**RECORD SET:**
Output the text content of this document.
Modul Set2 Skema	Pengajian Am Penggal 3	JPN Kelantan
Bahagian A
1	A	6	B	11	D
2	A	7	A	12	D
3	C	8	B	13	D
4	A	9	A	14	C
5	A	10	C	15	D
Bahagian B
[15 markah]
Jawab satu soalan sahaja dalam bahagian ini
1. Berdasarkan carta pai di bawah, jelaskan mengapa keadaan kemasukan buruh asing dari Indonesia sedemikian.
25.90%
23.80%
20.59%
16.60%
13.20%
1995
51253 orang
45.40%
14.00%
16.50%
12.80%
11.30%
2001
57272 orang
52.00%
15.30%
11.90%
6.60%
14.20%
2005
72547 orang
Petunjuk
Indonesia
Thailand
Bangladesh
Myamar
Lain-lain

**WRITTEN INSTRUCTION:** Please restate the whole listing word for word.

**FULL SOLUTION:**
Output the text content of this document.
Modul Set2 Skema	Pengajian Am Penggal 3	JPN Kelantan
Bahagian A
1	A	6	B	11	D
2	A	7	A	12	D
3	C	8	B	13	D
4	A	9	A	14	C
5	A	10	C	15	D
Bahagian B
[15 markah]
Jawab satu soalan sahaja dalam bahagian ini
1. Berdasarkan carta pai di bawah, jelaskan mengapa keadaan kemasukan buruh asing dari Indonesia sedemikian.
25.90%
23.80%
20.59%
16.60%
13.20%
1995
51253 orang
45.40%
14.00%
16.50%
12.80%
11.30%
2001
57272 orang
52.00%
15.30%
11.90%
6.60%
14.20%
2005
72547 orang
Petunjuk
Indonesia
Thailand
Bangladesh
Myamar
Lain-lain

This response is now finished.